• **Written problem**: The records that follow are to be repeated exactly, with the pictures removed.
Begin
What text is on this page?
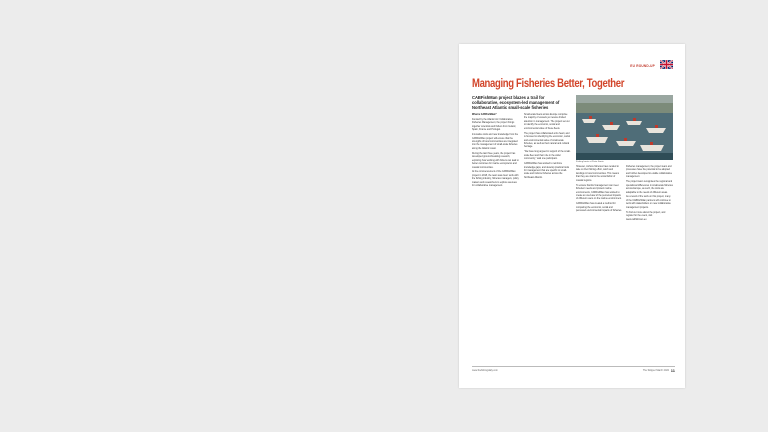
EU ROUND-UP
Managing Fisheries Better, Together
CABFishMan project blazes a trail for collaborative, ecosystem-led management of Northeast Atlantic small-scale fisheries

What is CABFishMan?

Funded by the Atlantic Arc Collaborative Fisheries Management, the project brings together scientists and fishers from Ireland, Spain, France and Portugal.

Innovative tools and new knowledge from the CABFishMan project will ensure that the strengths of local communities are integrated into the management of small-scale fisheries along the Atlantic coast.

During the last three years, the project has developed ground-breaking research, exploring how working with fishers can lead to better outcomes for marine ecosystems and coastal communities.

At the commencement of the CABFishMan project in 2018, the team was clear: work with the fishing industry, fisheries managers, policy makers and researchers to explore avenues for collaborative management.

Small-scale fleets across Europe comprise the majority of vessels yet receive limited attention in management. The project set out to identify the economic, social and environmental value of these fleets.

The project has collaborated at its heart, and is focused on identifying the economic, social and environmental value of small-scale fisheries, as well as their natural and cultural heritage.

“We have long argued in support of the small-scale fleet and their role in the wider community,” said one participant.

CABFishMan has worked to reinforce knowledge gaps, and develop practical tools for management that are specific to small-scale and inshore fisheries across the Northeast Atlantic.

Fishing boats at Porto Santo

However, inshore fisheries have tended to take on their fishing effort, catch and landings in local communities. This means that they are vital to the social fabric of coastal regions.

To ensure that EU management can meet fisheries' needs and protect marine environments, CABFishMan has worked to create an overview of the perceived impacts of different users on the marine environment.

CABFishMan has created a method for comparing the economic, social and perceived environmental impacts of fisheries.

Fisheries management, the project team and processes have the potential to be adopted and further developed to enable collaborative management.

The project team recognises the regional and operational differences in small-scale fisheries across Europe, as such, the tools are adaptable to the needs of different areas.

As a result of the work on this project, many of the CABFishMan partners will continue to work with stakeholders on new collaborative management projects.

To find out more about the project, and register for the event, visit www.cabfishman.eu

www.thefishingdaily.com	The Skipper March 2022 11
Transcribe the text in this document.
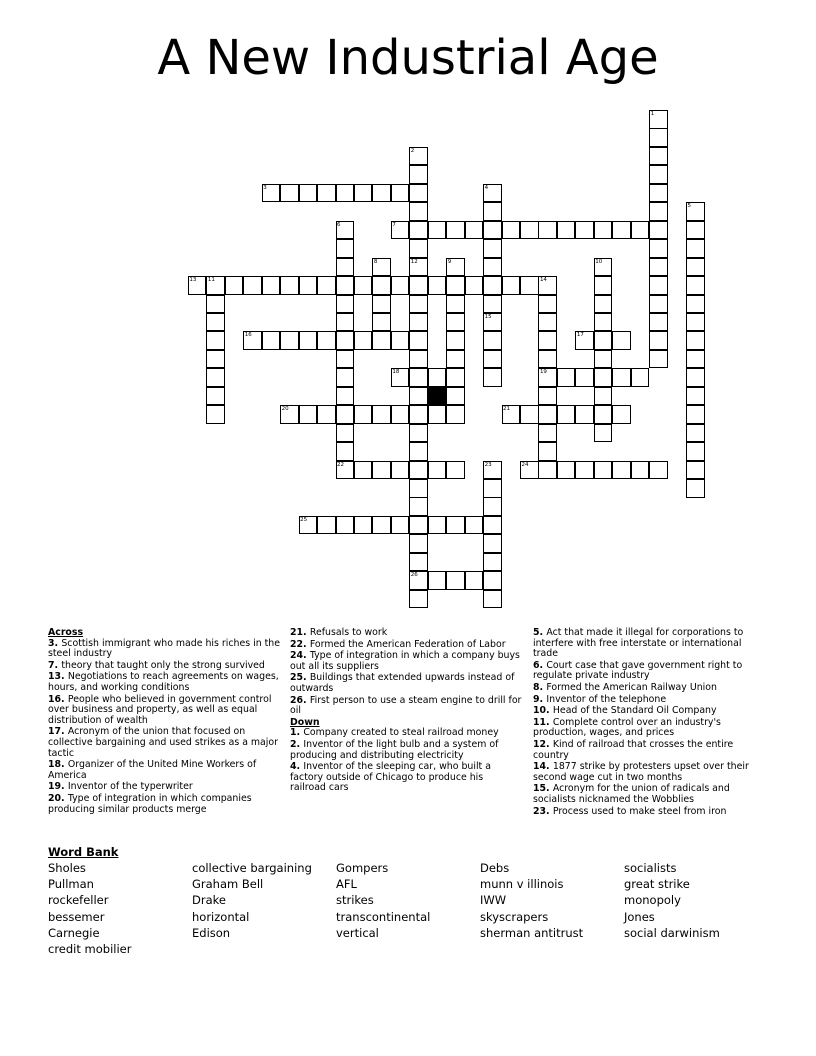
A New Industrial Age
3
7
13 11	14
16	17
18	19
20	21
22	24
25
26
1
2
12
4
15
5
6
8	9	10
23
Across
3. Scottish immigrant who made his riches in the steel industry
7. theory that taught only the strong survived
13. Negotiations to reach agreements on wages, hours, and working conditions
16. People who believed in government control over business and property, as well as equal distribution of wealth
17. Acronym of the union that focused on collective bargaining and used strikes as a major tactic
18. Organizer of the United Mine Workers of America
19. Inventor of the typerwriter
20. Type of integration in which companies producing similar products merge
21. Refusals to work
22. Formed the American Federation of Labor
24. Type of integration in which a company buys out all its suppliers
25. Buildings that extended upwards instead of outwards
26. First person to use a steam engine to drill for oil
Down
1. Company created to steal railroad money
2. Inventor of the light bulb and a system of producing and distributing electricity
4. Inventor of the sleeping car, who built a factory outside of Chicago to produce his railroad cars
5. Act that made it illegal for corporations to interfere with free interstate or international trade
6. Court case that gave government right to regulate private industry
8. Formed the American Railway Union
9. Inventor of the telephone
10. Head of the Standard Oil Company
11. Complete control over an industry's production, wages, and prices
12. Kind of railroad that crosses the entire country
14. 1877 strike by protesters upset over their second wage cut in two months
15. Acronym for the union of radicals and socialists nicknamed the Wobblies
23. Process used to make steel from iron
Word Bank
Sholes
Pullman
rockefeller
bessemer
Carnegie
credit mobilier
collective bargaining
Graham Bell
Drake
horizontal
Edison
Gompers
AFL
strikes
transcontinental
vertical
Debs
munn v illinois
IWW
skyscrapers
sherman antitrust
socialists
great strike
monopoly
Jones
social darwinism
End
• **Response to the task**:
What text is on this page?
EU ROUND-UP
Managing Fisheries Better, Together
CABFishMan project blazes a trail for collaborative, ecosystem-led management of Northeast Atlantic small-scale fisheries

What is CABFishMan?

Funded by the Atlantic Arc Collaborative Fisheries Management, the project brings together scientists and fishers from Ireland, Spain, France and Portugal.

Innovative tools and new knowledge from the CABFishMan project will ensure that the strengths of local communities are integrated into the management of small-scale fisheries along the Atlantic coast.

During the last three years, the project has developed ground-breaking research, exploring how working with fishers can lead to better outcomes for marine ecosystems and coastal communities.

At the commencement of the CABFishMan project in 2018, the team was clear: work with the fishing industry, fisheries managers, policy makers and researchers to explore avenues for collaborative management.

Small-scale fleets across Europe comprise the majority of vessels yet receive limited attention in management. The project set out to identify the economic, social and environmental value of these fleets.

The project has collaborated at its heart, and is focused on identifying the economic, social and environmental value of small-scale fisheries, as well as their natural and cultural heritage.

“We have long argued in support of the small-scale fleet and their role in the wider community,” said one participant.

CABFishMan has worked to reinforce knowledge gaps, and develop practical tools for management that are specific to small-scale and inshore fisheries across the Northeast Atlantic.

Fishing boats at Porto Santo

However, inshore fisheries have tended to take on their fishing effort, catch and landings in local communities. This means that they are vital to the social fabric of coastal regions.

To ensure that EU management can meet fisheries' needs and protect marine environments, CABFishMan has worked to create an overview of the perceived impacts of different users on the marine environment.

CABFishMan has created a method for comparing the economic, social and perceived environmental impacts of fisheries.

Fisheries management, the project team and processes have the potential to be adopted and further developed to enable collaborative management.

The project team recognises the regional and operational differences in small-scale fisheries across Europe, as such, the tools are adaptable to the needs of different areas.

As a result of the work on this project, many of the CABFishMan partners will continue to work with stakeholders on new collaborative management projects.

To find out more about the project, and register for the event, visit www.cabfishman.eu

www.thefishingdaily.com	The Skipper March 2022 11
Transcribe the text in this document.
A New Industrial Age
3
7
13 11	14
16	17
18	19
20	21
22	24
25
26
1
2
12
4
15
5
6
8	9	10
23
Across
3. Scottish immigrant who made his riches in the steel industry
7. theory that taught only the strong survived
13. Negotiations to reach agreements on wages, hours, and working conditions
16. People who believed in government control over business and property, as well as equal distribution of wealth
17. Acronym of the union that focused on collective bargaining and used strikes as a major tactic
18. Organizer of the United Mine Workers of America
19. Inventor of the typerwriter
20. Type of integration in which companies producing similar products merge
21. Refusals to work
22. Formed the American Federation of Labor
24. Type of integration in which a company buys out all its suppliers
25. Buildings that extended upwards instead of outwards
26. First person to use a steam engine to drill for oil
Down
1. Company created to steal railroad money
2. Inventor of the light bulb and a system of producing and distributing electricity
4. Inventor of the sleeping car, who built a factory outside of Chicago to produce his railroad cars
5. Act that made it illegal for corporations to interfere with free interstate or international trade
6. Court case that gave government right to regulate private industry
8. Formed the American Railway Union
9. Inventor of the telephone
10. Head of the Standard Oil Company
11. Complete control over an industry's production, wages, and prices
12. Kind of railroad that crosses the entire country
14. 1877 strike by protesters upset over their second wage cut in two months
15. Acronym for the union of radicals and socialists nicknamed the Wobblies
23. Process used to make steel from iron
Word Bank
Sholes
Pullman
rockefeller
bessemer
Carnegie
credit mobilier
collective bargaining
Graham Bell
Drake
horizontal
Edison
Gompers
AFL
strikes
transcontinental
vertical
Debs
munn v illinois
IWW
skyscrapers
sherman antitrust
socialists
great strike
monopoly
Jones
social darwinism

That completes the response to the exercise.